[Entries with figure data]
--- BEGIN ---

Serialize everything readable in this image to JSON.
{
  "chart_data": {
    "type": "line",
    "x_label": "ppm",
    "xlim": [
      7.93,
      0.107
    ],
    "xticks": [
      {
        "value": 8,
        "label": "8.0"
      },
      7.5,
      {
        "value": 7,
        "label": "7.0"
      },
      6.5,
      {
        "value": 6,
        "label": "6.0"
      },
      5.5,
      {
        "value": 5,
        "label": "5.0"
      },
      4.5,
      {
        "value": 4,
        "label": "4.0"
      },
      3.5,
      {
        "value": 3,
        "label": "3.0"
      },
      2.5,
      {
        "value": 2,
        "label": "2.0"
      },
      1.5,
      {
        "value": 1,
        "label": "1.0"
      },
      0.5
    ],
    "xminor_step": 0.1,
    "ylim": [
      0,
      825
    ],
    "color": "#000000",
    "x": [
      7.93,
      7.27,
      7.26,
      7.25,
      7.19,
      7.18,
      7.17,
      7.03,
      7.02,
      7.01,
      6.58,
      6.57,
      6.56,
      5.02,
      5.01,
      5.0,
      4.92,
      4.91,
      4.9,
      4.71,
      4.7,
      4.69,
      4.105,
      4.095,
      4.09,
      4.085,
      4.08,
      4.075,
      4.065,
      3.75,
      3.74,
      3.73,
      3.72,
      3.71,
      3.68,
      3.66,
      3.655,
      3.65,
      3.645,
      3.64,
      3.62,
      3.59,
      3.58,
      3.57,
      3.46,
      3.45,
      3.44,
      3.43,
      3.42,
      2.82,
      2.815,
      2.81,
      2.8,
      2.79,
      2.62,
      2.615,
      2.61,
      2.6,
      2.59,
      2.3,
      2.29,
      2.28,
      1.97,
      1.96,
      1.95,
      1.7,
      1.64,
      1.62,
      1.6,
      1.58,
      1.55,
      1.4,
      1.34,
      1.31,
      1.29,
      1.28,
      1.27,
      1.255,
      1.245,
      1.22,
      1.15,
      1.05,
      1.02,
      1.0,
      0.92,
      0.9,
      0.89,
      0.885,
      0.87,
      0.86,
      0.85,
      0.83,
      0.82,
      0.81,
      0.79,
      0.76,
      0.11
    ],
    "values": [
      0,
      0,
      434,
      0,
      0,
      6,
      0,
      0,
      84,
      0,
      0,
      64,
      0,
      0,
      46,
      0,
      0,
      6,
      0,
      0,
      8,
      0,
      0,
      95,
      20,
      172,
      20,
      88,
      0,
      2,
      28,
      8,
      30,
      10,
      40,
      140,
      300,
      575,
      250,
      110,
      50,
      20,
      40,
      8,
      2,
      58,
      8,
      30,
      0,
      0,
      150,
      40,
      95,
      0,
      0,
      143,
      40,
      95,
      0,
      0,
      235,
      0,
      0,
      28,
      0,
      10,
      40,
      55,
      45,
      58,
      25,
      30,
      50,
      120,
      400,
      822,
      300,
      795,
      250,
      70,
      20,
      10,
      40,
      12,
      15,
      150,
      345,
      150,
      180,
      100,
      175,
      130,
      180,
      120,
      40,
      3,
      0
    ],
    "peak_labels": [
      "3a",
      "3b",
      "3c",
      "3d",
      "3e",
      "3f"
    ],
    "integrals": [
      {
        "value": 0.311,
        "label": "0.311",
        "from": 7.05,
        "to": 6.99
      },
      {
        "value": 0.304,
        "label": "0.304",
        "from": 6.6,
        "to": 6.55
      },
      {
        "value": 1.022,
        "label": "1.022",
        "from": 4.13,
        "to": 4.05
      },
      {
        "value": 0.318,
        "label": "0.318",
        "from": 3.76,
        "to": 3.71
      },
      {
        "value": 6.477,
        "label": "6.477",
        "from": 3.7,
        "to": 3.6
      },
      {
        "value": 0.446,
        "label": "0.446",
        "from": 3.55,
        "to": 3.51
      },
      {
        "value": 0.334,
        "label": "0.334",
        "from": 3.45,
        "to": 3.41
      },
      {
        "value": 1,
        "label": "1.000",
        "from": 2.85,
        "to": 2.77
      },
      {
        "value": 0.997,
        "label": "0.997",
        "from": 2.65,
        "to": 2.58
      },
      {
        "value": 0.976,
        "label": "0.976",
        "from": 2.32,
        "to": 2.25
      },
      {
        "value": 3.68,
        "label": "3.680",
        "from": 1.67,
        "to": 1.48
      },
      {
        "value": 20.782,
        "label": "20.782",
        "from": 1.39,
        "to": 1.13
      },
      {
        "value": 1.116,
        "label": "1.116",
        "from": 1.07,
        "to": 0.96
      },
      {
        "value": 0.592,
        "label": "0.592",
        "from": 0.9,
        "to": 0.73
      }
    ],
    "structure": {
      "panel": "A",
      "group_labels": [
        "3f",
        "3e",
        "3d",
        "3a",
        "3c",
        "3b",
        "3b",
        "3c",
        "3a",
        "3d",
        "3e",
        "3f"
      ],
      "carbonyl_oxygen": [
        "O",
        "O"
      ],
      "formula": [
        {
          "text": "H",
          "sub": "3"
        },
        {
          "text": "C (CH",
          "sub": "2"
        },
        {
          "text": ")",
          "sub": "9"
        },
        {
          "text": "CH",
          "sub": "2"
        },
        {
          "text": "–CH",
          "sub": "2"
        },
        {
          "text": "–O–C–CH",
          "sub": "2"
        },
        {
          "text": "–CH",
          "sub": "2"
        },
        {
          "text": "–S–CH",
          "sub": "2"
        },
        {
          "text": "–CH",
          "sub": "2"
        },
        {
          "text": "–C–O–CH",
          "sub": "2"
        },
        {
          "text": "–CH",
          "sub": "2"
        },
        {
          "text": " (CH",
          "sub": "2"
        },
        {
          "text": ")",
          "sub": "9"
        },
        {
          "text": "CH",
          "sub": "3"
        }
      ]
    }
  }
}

--- END ---

§ **Directions for this task**
Output the entries exactly.

§ **Answer**
Serialize everything readable in this image to JSON.
{
  "chart_data": {
    "type": "line",
    "x_label": "ppm",
    "xlim": [
      7.93,
      0.107
    ],
    "xticks": [
      {
        "value": 8,
        "label": "8.0"
      },
      7.5,
      {
        "value": 7,
        "label": "7.0"
      },
      6.5,
      {
        "value": 6,
        "label": "6.0"
      },
      5.5,
      {
        "value": 5,
        "label": "5.0"
      },
      4.5,
      {
        "value": 4,
        "label": "4.0"
      },
      3.5,
      {
        "value": 3,
        "label": "3.0"
      },
      2.5,
      {
        "value": 2,
        "label": "2.0"
      },
      1.5,
      {
        "value": 1,
        "label": "1.0"
      },
      0.5
    ],
    "xminor_step": 0.1,
    "ylim": [
      0,
      825
    ],
    "color": "#000000",
    "x": [
      7.93,
      7.27,
      7.26,
      7.25,
      7.19,
      7.18,
      7.17,
      7.03,
      7.02,
      7.01,
      6.58,
      6.57,
      6.56,
      5.02,
      5.01,
      5.0,
      4.92,
      4.91,
      4.9,
      4.71,
      4.7,
      4.69,
      4.105,
      4.095,
      4.09,
      4.085,
      4.08,
      4.075,
      4.065,
      3.75,
      3.74,
      3.73,
      3.72,
      3.71,
      3.68,
      3.66,
      3.655,
      3.65,
      3.645,
      3.64,
      3.62,
      3.59,
      3.58,
      3.57,
      3.46,
      3.45,
      3.44,
      3.43,
      3.42,
      2.82,
      2.815,
      2.81,
      2.8,
      2.79,
      2.62,
      2.615,
      2.61,
      2.6,
      2.59,
      2.3,
      2.29,
      2.28,
      1.97,
      1.96,
      1.95,
      1.7,
      1.64,
      1.62,
      1.6,
      1.58,
      1.55,
      1.4,
      1.34,
      1.31,
      1.29,
      1.28,
      1.27,
      1.255,
      1.245,
      1.22,
      1.15,
      1.05,
      1.02,
      1.0,
      0.92,
      0.9,
      0.89,
      0.885,
      0.87,
      0.86,
      0.85,
      0.83,
      0.82,
      0.81,
      0.79,
      0.76,
      0.11
    ],
    "values": [
      0,
      0,
      434,
      0,
      0,
      6,
      0,
      0,
      84,
      0,
      0,
      64,
      0,
      0,
      46,
      0,
      0,
      6,
      0,
      0,
      8,
      0,
      0,
      95,
      20,
      172,
      20,
      88,
      0,
      2,
      28,
      8,
      30,
      10,
      40,
      140,
      300,
      575,
      250,
      110,
      50,
      20,
      40,
      8,
      2,
      58,
      8,
      30,
      0,
      0,
      150,
      40,
      95,
      0,
      0,
      143,
      40,
      95,
      0,
      0,
      235,
      0,
      0,
      28,
      0,
      10,
      40,
      55,
      45,
      58,
      25,
      30,
      50,
      120,
      400,
      822,
      300,
      795,
      250,
      70,
      20,
      10,
      40,
      12,
      15,
      150,
      345,
      150,
      180,
      100,
      175,
      130,
      180,
      120,
      40,
      3,
      0
    ],
    "peak_labels": [
      "3a",
      "3b",
      "3c",
      "3d",
      "3e",
      "3f"
    ],
    "integrals": [
      {
        "value": 0.311,
        "label": "0.311",
        "from": 7.05,
        "to": 6.99
      },
      {
        "value": 0.304,
        "label": "0.304",
        "from": 6.6,
        "to": 6.55
      },
      {
        "value": 1.022,
        "label": "1.022",
        "from": 4.13,
        "to": 4.05
      },
      {
        "value": 0.318,
        "label": "0.318",
        "from": 3.76,
        "to": 3.71
      },
      {
        "value": 6.477,
        "label": "6.477",
        "from": 3.7,
        "to": 3.6
      },
      {
        "value": 0.446,
        "label": "0.446",
        "from": 3.55,
        "to": 3.51
      },
      {
        "value": 0.334,
        "label": "0.334",
        "from": 3.45,
        "to": 3.41
      },
      {
        "value": 1,
        "label": "1.000",
        "from": 2.85,
        "to": 2.77
      },
      {
        "value": 0.997,
        "label": "0.997",
        "from": 2.65,
        "to": 2.58
      },
      {
        "value": 0.976,
        "label": "0.976",
        "from": 2.32,
        "to": 2.25
      },
      {
        "value": 3.68,
        "label": "3.680",
        "from": 1.67,
        "to": 1.48
      },
      {
        "value": 20.782,
        "label": "20.782",
        "from": 1.39,
        "to": 1.13
      },
      {
        "value": 1.116,
        "label": "1.116",
        "from": 1.07,
        "to": 0.96
      },
      {
        "value": 0.592,
        "label": "0.592",
        "from": 0.9,
        "to": 0.73
      }
    ],
    "structure": {
      "panel": "A",
      "group_labels": [
        "3f",
        "3e",
        "3d",
        "3a",
        "3c",
        "3b",
        "3b",
        "3c",
        "3a",
        "3d",
        "3e",
        "3f"
      ],
      "carbonyl_oxygen": [
        "O",
        "O"
      ],
      "formula": [
        {
          "text": "H",
          "sub": "3"
        },
        {
          "text": "C (CH",
          "sub": "2"
        },
        {
          "text": ")",
          "sub": "9"
        },
        {
          "text": "CH",
          "sub": "2"
        },
        {
          "text": "–CH",
          "sub": "2"
        },
        {
          "text": "–O–C–CH",
          "sub": "2"
        },
        {
          "text": "–CH",
          "sub": "2"
        },
        {
          "text": "–S–CH",
          "sub": "2"
        },
        {
          "text": "–CH",
          "sub": "2"
        },
        {
          "text": "–C–O–CH",
          "sub": "2"
        },
        {
          "text": "–CH",
          "sub": "2"
        },
        {
          "text": " (CH",
          "sub": "2"
        },
        {
          "text": ")",
          "sub": "9"
        },
        {
          "text": "CH",
          "sub": "3"
        }
      ]
    }
  }
}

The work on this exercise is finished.